Task goal: Quote the records that follow in full and exactly; leave out the pictures.

_ _ _ _

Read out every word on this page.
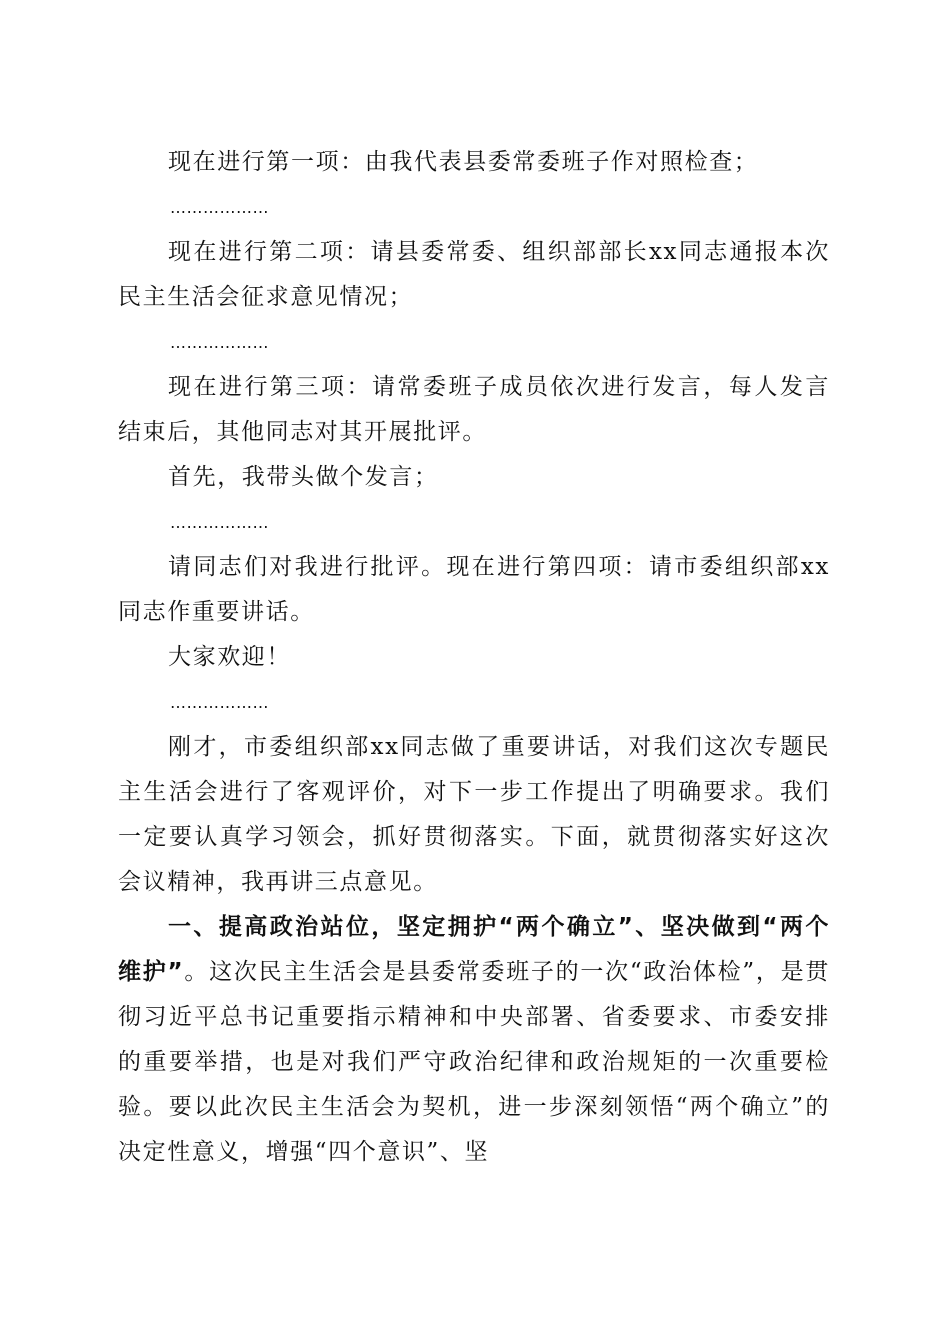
现在进行第一项：由我代表县委常委班子作对照检查；

………………

现在进行第二项：请县委常委、组织部部长xx同志通报本次民主生活会征求意见情况；

………………

现在进行第三项：请常委班子成员依次进行发言，每人发言结束后，其他同志对其开展批评。

首先，我带头做个发言；

………………

请同志们对我进行批评。现在进行第四项：请市委组织部xx同志作重要讲话。

大家欢迎！

………………

刚才，市委组织部xx同志做了重要讲话，对我们这次专题民主生活会进行了客观评价，对下一步工作提出了明确要求。我们一定要认真学习领会，抓好贯彻落实。下面，就贯彻落实好这次会议精神，我再讲三点意见。

一、提高政治站位，坚定拥护“两个确立”、坚决做到“两个维护”。这次民主生活会是县委常委班子的一次“政治体检”，是贯彻习近平总书记重要指示精神和中央部署、省委要求、市委安排的重要举措，也是对我们严守政治纪律和政治规矩的一次重要检验。要以此次民主生活会为契机，进一步深刻领悟“两个确立”的决定性意义，增强“四个意识”、坚
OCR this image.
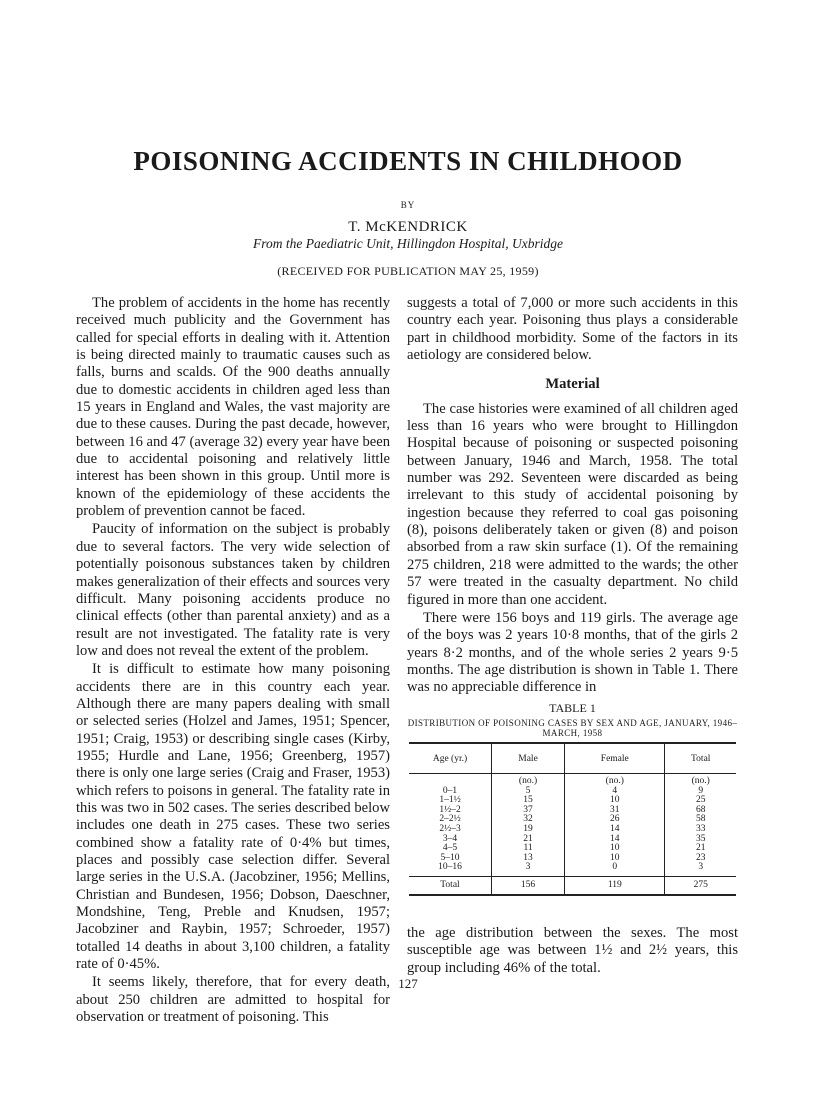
POISONING ACCIDENTS IN CHILDHOOD
BY
T. McKENDRICK
From the Paediatric Unit, Hillingdon Hospital, Uxbridge
(RECEIVED FOR PUBLICATION MAY 25, 1959)

The problem of accidents in the home has recently received much publicity and the Government has called for special efforts in dealing with it. Attention is being directed mainly to traumatic causes such as falls, burns and scalds. Of the 900 deaths annually due to domestic accidents in children aged less than 15 years in England and Wales, the vast majority are due to these causes. During the past decade, however, between 16 and 47 (average 32) every year have been due to accidental poisoning and relatively little interest has been shown in this group. Until more is known of the epidemiology of these accidents the problem of prevention cannot be faced.

Paucity of information on the subject is probably due to several factors. The very wide selection of potentially poisonous substances taken by children makes generalization of their effects and sources very difficult. Many poisoning accidents produce no clinical effects (other than parental anxiety) and as a result are not investigated. The fatality rate is very low and does not reveal the extent of the problem.

It is difficult to estimate how many poisoning accidents there are in this country each year. Although there are many papers dealing with small or selected series (Holzel and James, 1951; Spencer, 1951; Craig, 1953) or describing single cases (Kirby, 1955; Hurdle and Lane, 1956; Greenberg, 1957) there is only one large series (Craig and Fraser, 1953) which refers to poisons in general. The fatality rate in this was two in 502 cases. The series described below includes one death in 275 cases. These two series combined show a fatality rate of 0·4% but times, places and possibly case selection differ. Several large series in the U.S.A. (Jacobziner, 1956; Mellins, Christian and Bundesen, 1956; Dobson, Daeschner, Mondshine, Teng, Preble and Knudsen, 1957; Jacobziner and Raybin, 1957; Schroeder, 1957) totalled 14 deaths in about 3,100 children, a fatality rate of 0·45%.

It seems likely, therefore, that for every death, about 250 children are admitted to hospital for observation or treatment of poisoning. This

suggests a total of 7,000 or more such accidents in this country each year. Poisoning thus plays a considerable part in childhood morbidity. Some of the factors in its aetiology are considered below.

Material

The case histories were examined of all children aged less than 16 years who were brought to Hillingdon Hospital because of poisoning or suspected poisoning between January, 1946 and March, 1958. The total number was 292. Seventeen were discarded as being irrelevant to this study of accidental poisoning by ingestion because they referred to coal gas poisoning (8), poisons deliberately taken or given (8) and poison absorbed from a raw skin surface (1). Of the remaining 275 children, 218 were admitted to the wards; the other 57 were treated in the casualty department. No child figured in more than one accident.

There were 156 boys and 119 girls. The average age of the boys was 2 years 10·8 months, that of the girls 2 years 8·2 months, and of the whole series 2 years 9·5 months. The age distribution is shown in Table 1. There was no appreciable difference in

TABLE 1
DISTRIBUTION OF POISONING CASES BY SEX AND AGE, JANUARY, 1946–MARCH, 1958
Age (yr.)	Male	Female	Total
	(no.)	(no.)	(no.)
0–1	5	4	9
1–1½	15	10	25
1½–2	37	31	68
2–2½	32	26	58
2½–3	19	14	33
3–4	21	14	35
4–5	11	10	21
5–10	13	10	23
10–16	3	0	3
Total	156	119	275

the age distribution between the sexes. The most susceptible age was between 1½ and 2½ years, this group including 46% of the total.

127
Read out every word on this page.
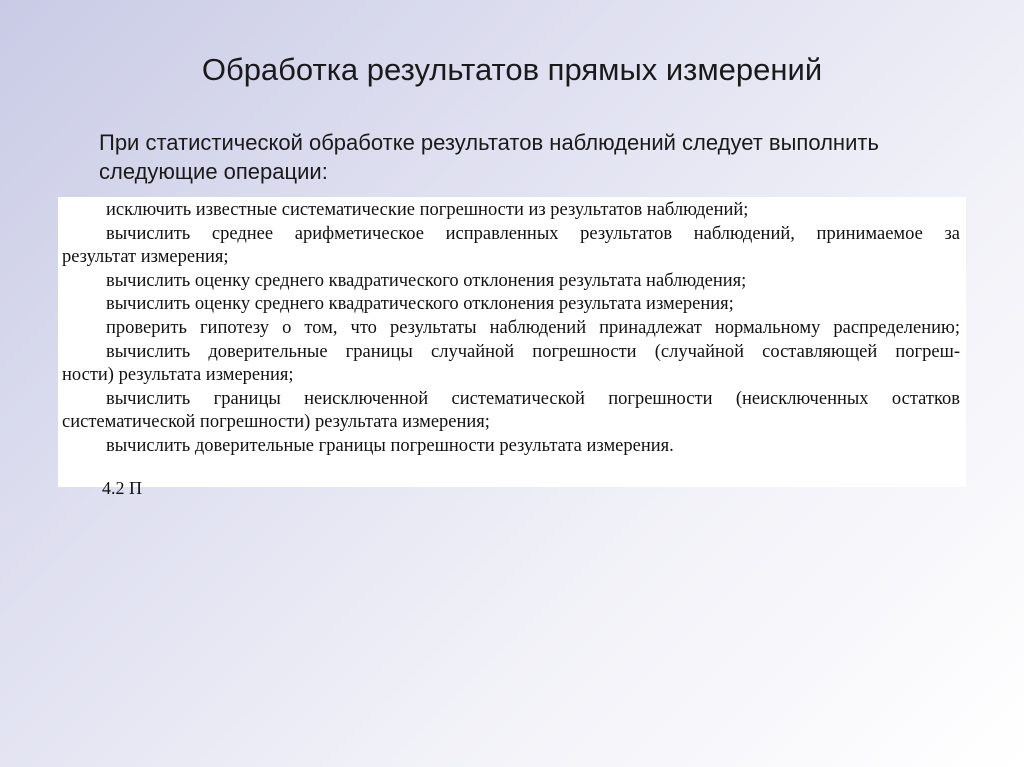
Обработка результатов прямых измерений
При статистической обработке результатов наблюдений следует выполнить следующие операции:
исключить известные систематические погрешности из результатов наблюдений;
вычислить среднее арифметическое исправленных результатов наблюдений, принимаемое за
результат измерения;
вычислить оценку среднего квадратического отклонения результата наблюдения;
вычислить оценку среднего квадратического отклонения результата измерения;
проверить гипотезу о том, что результаты наблюдений принадлежат нормальному распределению;
вычислить доверительные границы случайной погрешности (случайной составляющей погреш-
ности) результата измерения;
вычислить границы неисключенной систематической погрешности (неисключенных остатков
систематической погрешности) результата измерения;
вычислить доверительные границы погрешности результата измерения.
4.2 П
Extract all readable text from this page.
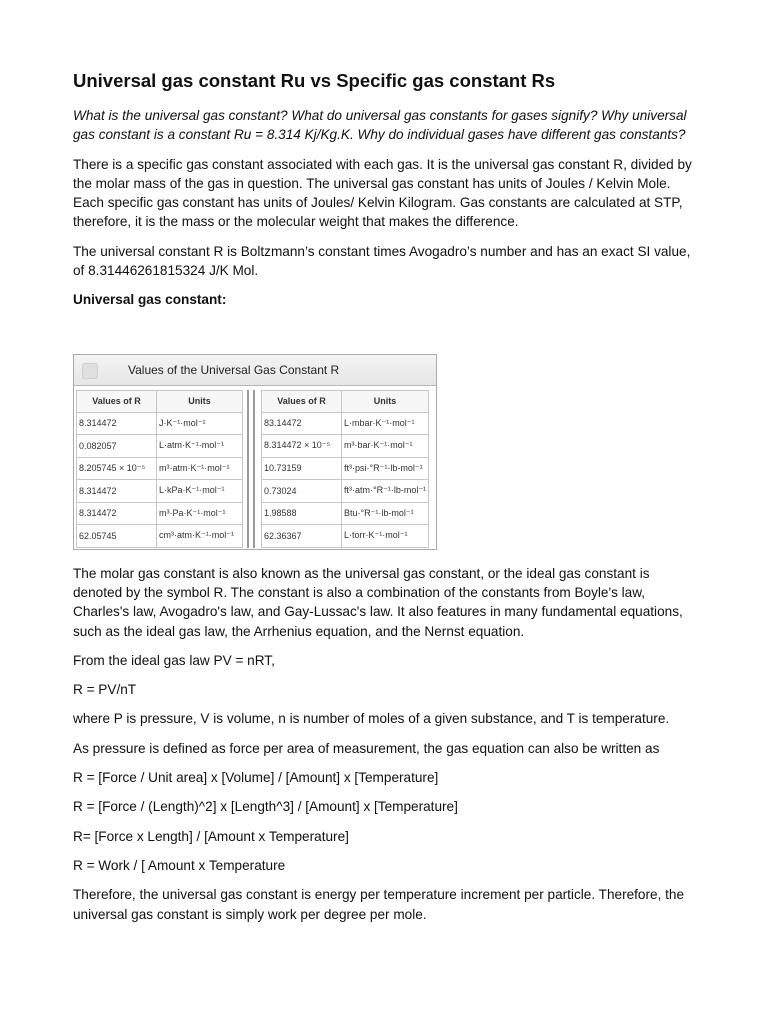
Universal gas constant Ru vs Specific gas constant Rs

What is the universal gas constant? What do universal gas constants for gases signify? Why universal gas constant is a constant Ru = 8.314 Kj/Kg.K. Why do individual gases have different gas constants?

There is a specific gas constant associated with each gas. It is the universal gas constant R, divided by the molar mass of the gas in question. The universal gas constant has units of Joules / Kelvin Mole. Each specific gas constant has units of Joules/ Kelvin Kilogram. Gas constants are calculated at STP, therefore, it is the mass or the molecular weight that makes the difference.

The universal constant R is Boltzmann’s constant times Avogadro’s number and has an exact SI value, of 8.31446261815324 J/K Mol.

Universal gas constant:

Values of the Universal Gas Constant R
Values of R	Units
8.314472	J·K⁻¹·mol⁻¹
0.082057	L·atm·K⁻¹·mol⁻¹
8.205745 × 10⁻⁵	m³·atm·K⁻¹·mol⁻¹
8.314472	L·kPa·K⁻¹·mol⁻¹
8.314472	m³·Pa·K⁻¹·mol⁻¹
62.05745	cm³·atm·K⁻¹·mol⁻¹
Values of R	Units
83.14472	L·mbar·K⁻¹·mol⁻¹
8.314472 × 10⁻⁵	m³·bar·K⁻¹·mol⁻¹
10.73159	ft³·psi·°R⁻¹·lb-mol⁻¹
0.73024	ft³·atm·°R⁻¹·lb-mol⁻¹
1.98588	Btu·°R⁻¹·lb-mol⁻¹
62.36367	L·torr·K⁻¹·mol⁻¹

The molar gas constant is also known as the universal gas constant, or the ideal gas constant is denoted by the symbol R. The constant is also a combination of the constants from Boyle's law, Charles's law, Avogadro's law, and Gay-Lussac's law. It also features in many fundamental equations, such as the ideal gas law, the Arrhenius equation, and the Nernst equation.

From the ideal gas law PV = nRT,

R = PV/nT

where P is pressure, V is volume, n is number of moles of a given substance, and T is temperature.

As pressure is defined as force per area of measurement, the gas equation can also be written as

R = [Force / Unit area] x [Volume] / [Amount] x [Temperature]

R = [Force / (Length)^2] x [Length^3] / [Amount] x [Temperature]

R= [Force x Length] / [Amount x Temperature]

R = Work / [ Amount x Temperature

Therefore, the universal gas constant is energy per temperature increment per particle. Therefore, the universal gas constant is simply work per degree per mole.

_ _ _ _

Response for this exercise:
Read out every word on this page.
现在进行第一项：由我代表县委常委班子作对照检查；

………………

现在进行第二项：请县委常委、组织部部长xx同志通报本次民主生活会征求意见情况；

………………

现在进行第三项：请常委班子成员依次进行发言，每人发言结束后，其他同志对其开展批评。

首先，我带头做个发言；

………………

请同志们对我进行批评。现在进行第四项：请市委组织部xx同志作重要讲话。

大家欢迎！

………………

刚才，市委组织部xx同志做了重要讲话，对我们这次专题民主生活会进行了客观评价，对下一步工作提出了明确要求。我们一定要认真学习领会，抓好贯彻落实。下面，就贯彻落实好这次会议精神，我再讲三点意见。

一、提高政治站位，坚定拥护“两个确立”、坚决做到“两个维护”。这次民主生活会是县委常委班子的一次“政治体检”，是贯彻习近平总书记重要指示精神和中央部署、省委要求、市委安排的重要举措，也是对我们严守政治纪律和政治规矩的一次重要检验。要以此次民主生活会为契机，进一步深刻领悟“两个确立”的决定性意义，增强“四个意识”、坚
OCR this image.
POISONING ACCIDENTS IN CHILDHOOD
BY
T. McKENDRICK
From the Paediatric Unit, Hillingdon Hospital, Uxbridge
(RECEIVED FOR PUBLICATION MAY 25, 1959)

The problem of accidents in the home has recently received much publicity and the Government has called for special efforts in dealing with it. Attention is being directed mainly to traumatic causes such as falls, burns and scalds. Of the 900 deaths annually due to domestic accidents in children aged less than 15 years in England and Wales, the vast majority are due to these causes. During the past decade, however, between 16 and 47 (average 32) every year have been due to accidental poisoning and relatively little interest has been shown in this group. Until more is known of the epidemiology of these accidents the problem of prevention cannot be faced.

Paucity of information on the subject is probably due to several factors. The very wide selection of potentially poisonous substances taken by children makes generalization of their effects and sources very difficult. Many poisoning accidents produce no clinical effects (other than parental anxiety) and as a result are not investigated. The fatality rate is very low and does not reveal the extent of the problem.

It is difficult to estimate how many poisoning accidents there are in this country each year. Although there are many papers dealing with small or selected series (Holzel and James, 1951; Spencer, 1951; Craig, 1953) or describing single cases (Kirby, 1955; Hurdle and Lane, 1956; Greenberg, 1957) there is only one large series (Craig and Fraser, 1953) which refers to poisons in general. The fatality rate in this was two in 502 cases. The series described below includes one death in 275 cases. These two series combined show a fatality rate of 0·4% but times, places and possibly case selection differ. Several large series in the U.S.A. (Jacobziner, 1956; Mellins, Christian and Bundesen, 1956; Dobson, Daeschner, Mondshine, Teng, Preble and Knudsen, 1957; Jacobziner and Raybin, 1957; Schroeder, 1957) totalled 14 deaths in about 3,100 children, a fatality rate of 0·45%.

It seems likely, therefore, that for every death, about 250 children are admitted to hospital for observation or treatment of poisoning. This

suggests a total of 7,000 or more such accidents in this country each year. Poisoning thus plays a considerable part in childhood morbidity. Some of the factors in its aetiology are considered below.

Material

The case histories were examined of all children aged less than 16 years who were brought to Hillingdon Hospital because of poisoning or suspected poisoning between January, 1946 and March, 1958. The total number was 292. Seventeen were discarded as being irrelevant to this study of accidental poisoning by ingestion because they referred to coal gas poisoning (8), poisons deliberately taken or given (8) and poison absorbed from a raw skin surface (1). Of the remaining 275 children, 218 were admitted to the wards; the other 57 were treated in the casualty department. No child figured in more than one accident.

There were 156 boys and 119 girls. The average age of the boys was 2 years 10·8 months, that of the girls 2 years 8·2 months, and of the whole series 2 years 9·5 months. The age distribution is shown in Table 1. There was no appreciable difference in

TABLE 1
DISTRIBUTION OF POISONING CASES BY SEX AND AGE, JANUARY, 1946–MARCH, 1958
Age (yr.)	Male	Female	Total
	(no.)	(no.)	(no.)
0–1	5	4	9
1–1½	15	10	25
1½–2	37	31	68
2–2½	32	26	58
2½–3	19	14	33
3–4	21	14	35
4–5	11	10	21
5–10	13	10	23
10–16	3	0	3
Total	156	119	275

the age distribution between the sexes. The most susceptible age was between 1½ and 2½ years, this group including 46% of the total.

127
Read out every word on this page.
Обработка результатов прямых измерений
При статистической обработке результатов наблюдений следует выполнить следующие операции:
исключить известные систематические погрешности из результатов наблюдений;
вычислить среднее арифметическое исправленных результатов наблюдений, принимаемое за
результат измерения;
вычислить оценку среднего квадратического отклонения результата наблюдения;
вычислить оценку среднего квадратического отклонения результата измерения;
проверить гипотезу о том, что результаты наблюдений принадлежат нормальному распределению;
вычислить доверительные границы случайной погрешности (случайной составляющей погреш-
ности) результата измерения;
вычислить границы неисключенной систематической погрешности (неисключенных остатков
систематической погрешности) результата измерения;
вычислить доверительные границы погрешности результата измерения.
4.2 П
Extract all readable text from this page.
Universal gas constant Ru vs Specific gas constant Rs

What is the universal gas constant? What do universal gas constants for gases signify? Why universal gas constant is a constant Ru = 8.314 Kj/Kg.K. Why do individual gases have different gas constants?

There is a specific gas constant associated with each gas. It is the universal gas constant R, divided by the molar mass of the gas in question. The universal gas constant has units of Joules / Kelvin Mole. Each specific gas constant has units of Joules/ Kelvin Kilogram. Gas constants are calculated at STP, therefore, it is the mass or the molecular weight that makes the difference.

The universal constant R is Boltzmann’s constant times Avogadro’s number and has an exact SI value, of 8.31446261815324 J/K Mol.

Universal gas constant:

Values of the Universal Gas Constant R
Values of R	Units
8.314472	J·K⁻¹·mol⁻¹
0.082057	L·atm·K⁻¹·mol⁻¹
8.205745 × 10⁻⁵	m³·atm·K⁻¹·mol⁻¹
8.314472	L·kPa·K⁻¹·mol⁻¹
8.314472	m³·Pa·K⁻¹·mol⁻¹
62.05745	cm³·atm·K⁻¹·mol⁻¹
Values of R	Units
83.14472	L·mbar·K⁻¹·mol⁻¹
8.314472 × 10⁻⁵	m³·bar·K⁻¹·mol⁻¹
10.73159	ft³·psi·°R⁻¹·lb-mol⁻¹
0.73024	ft³·atm·°R⁻¹·lb-mol⁻¹
1.98588	Btu·°R⁻¹·lb-mol⁻¹
62.36367	L·torr·K⁻¹·mol⁻¹

The molar gas constant is also known as the universal gas constant, or the ideal gas constant is denoted by the symbol R. The constant is also a combination of the constants from Boyle's law, Charles's law, Avogadro's law, and Gay-Lussac's law. It also features in many fundamental equations, such as the ideal gas law, the Arrhenius equation, and the Nernst equation.

From the ideal gas law PV = nRT,

R = PV/nT

where P is pressure, V is volume, n is number of moles of a given substance, and T is temperature.

As pressure is defined as force per area of measurement, the gas equation can also be written as

R = [Force / Unit area] x [Volume] / [Amount] x [Temperature]

R = [Force / (Length)^2] x [Length^3] / [Amount] x [Temperature]

R= [Force x Length] / [Amount x Temperature]

R = Work / [ Amount x Temperature

Therefore, the universal gas constant is energy per temperature increment per particle. Therefore, the universal gas constant is simply work per degree per mole.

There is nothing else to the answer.